§ **GOAL OF THE EXERCISE**: Transcribe every record that appears below, exactly and in full.

- - - - - - -

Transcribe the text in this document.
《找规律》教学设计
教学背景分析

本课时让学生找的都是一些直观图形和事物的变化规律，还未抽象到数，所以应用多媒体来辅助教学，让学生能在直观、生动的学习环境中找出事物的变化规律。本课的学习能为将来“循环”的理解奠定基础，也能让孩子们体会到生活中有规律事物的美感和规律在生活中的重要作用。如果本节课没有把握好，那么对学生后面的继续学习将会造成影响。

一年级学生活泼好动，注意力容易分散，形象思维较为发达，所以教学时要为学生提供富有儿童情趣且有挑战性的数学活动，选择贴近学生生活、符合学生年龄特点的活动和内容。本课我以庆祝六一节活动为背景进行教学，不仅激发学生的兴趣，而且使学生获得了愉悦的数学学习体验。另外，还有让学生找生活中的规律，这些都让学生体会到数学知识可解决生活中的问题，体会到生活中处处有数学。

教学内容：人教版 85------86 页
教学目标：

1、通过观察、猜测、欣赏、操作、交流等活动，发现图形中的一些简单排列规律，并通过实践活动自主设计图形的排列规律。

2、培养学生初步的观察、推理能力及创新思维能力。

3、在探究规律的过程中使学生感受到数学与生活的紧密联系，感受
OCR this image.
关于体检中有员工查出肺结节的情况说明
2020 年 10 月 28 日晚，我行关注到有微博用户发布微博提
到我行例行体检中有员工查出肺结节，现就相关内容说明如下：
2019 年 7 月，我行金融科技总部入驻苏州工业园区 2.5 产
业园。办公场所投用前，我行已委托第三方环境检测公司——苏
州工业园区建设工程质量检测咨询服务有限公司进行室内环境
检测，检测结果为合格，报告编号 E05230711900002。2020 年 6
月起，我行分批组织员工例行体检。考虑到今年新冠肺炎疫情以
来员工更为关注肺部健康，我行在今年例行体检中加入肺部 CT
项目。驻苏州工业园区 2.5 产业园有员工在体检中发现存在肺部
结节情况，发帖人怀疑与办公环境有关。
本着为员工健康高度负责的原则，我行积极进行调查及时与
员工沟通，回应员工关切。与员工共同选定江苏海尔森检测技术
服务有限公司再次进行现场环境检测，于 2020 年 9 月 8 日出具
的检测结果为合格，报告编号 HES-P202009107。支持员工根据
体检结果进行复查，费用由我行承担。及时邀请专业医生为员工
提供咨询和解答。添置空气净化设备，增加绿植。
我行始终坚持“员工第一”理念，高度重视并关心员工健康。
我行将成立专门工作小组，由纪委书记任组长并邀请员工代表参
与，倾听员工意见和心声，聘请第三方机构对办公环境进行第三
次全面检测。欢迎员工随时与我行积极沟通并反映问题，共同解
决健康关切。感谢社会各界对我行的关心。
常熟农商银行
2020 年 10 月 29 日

- - - - - - -

§ **FULL OUTPUT**:
Transcribe the text in this document.
《找规律》教学设计
教学背景分析

本课时让学生找的都是一些直观图形和事物的变化规律，还未抽象到数，所以应用多媒体来辅助教学，让学生能在直观、生动的学习环境中找出事物的变化规律。本课的学习能为将来“循环”的理解奠定基础，也能让孩子们体会到生活中有规律事物的美感和规律在生活中的重要作用。如果本节课没有把握好，那么对学生后面的继续学习将会造成影响。

一年级学生活泼好动，注意力容易分散，形象思维较为发达，所以教学时要为学生提供富有儿童情趣且有挑战性的数学活动，选择贴近学生生活、符合学生年龄特点的活动和内容。本课我以庆祝六一节活动为背景进行教学，不仅激发学生的兴趣，而且使学生获得了愉悦的数学学习体验。另外，还有让学生找生活中的规律，这些都让学生体会到数学知识可解决生活中的问题，体会到生活中处处有数学。

教学内容：人教版 85------86 页
教学目标：

1、通过观察、猜测、欣赏、操作、交流等活动，发现图形中的一些简单排列规律，并通过实践活动自主设计图形的排列规律。

2、培养学生初步的观察、推理能力及创新思维能力。

3、在探究规律的过程中使学生感受到数学与生活的紧密联系，感受
OCR this image.
关于体检中有员工查出肺结节的情况说明
2020 年 10 月 28 日晚，我行关注到有微博用户发布微博提
到我行例行体检中有员工查出肺结节，现就相关内容说明如下：
2019 年 7 月，我行金融科技总部入驻苏州工业园区 2.5 产
业园。办公场所投用前，我行已委托第三方环境检测公司——苏
州工业园区建设工程质量检测咨询服务有限公司进行室内环境
检测，检测结果为合格，报告编号 E05230711900002。2020 年 6
月起，我行分批组织员工例行体检。考虑到今年新冠肺炎疫情以
来员工更为关注肺部健康，我行在今年例行体检中加入肺部 CT
项目。驻苏州工业园区 2.5 产业园有员工在体检中发现存在肺部
结节情况，发帖人怀疑与办公环境有关。
本着为员工健康高度负责的原则，我行积极进行调查及时与
员工沟通，回应员工关切。与员工共同选定江苏海尔森检测技术
服务有限公司再次进行现场环境检测，于 2020 年 9 月 8 日出具
的检测结果为合格，报告编号 HES-P202009107。支持员工根据
体检结果进行复查，费用由我行承担。及时邀请专业医生为员工
提供咨询和解答。添置空气净化设备，增加绿植。
我行始终坚持“员工第一”理念，高度重视并关心员工健康。
我行将成立专门工作小组，由纪委书记任组长并邀请员工代表参
与，倾听员工意见和心声，聘请第三方机构对办公环境进行第三
次全面检测。欢迎员工随时与我行积极沟通并反映问题，共同解
决健康关切。感谢社会各界对我行的关心。
常熟农商银行
2020 年 10 月 29 日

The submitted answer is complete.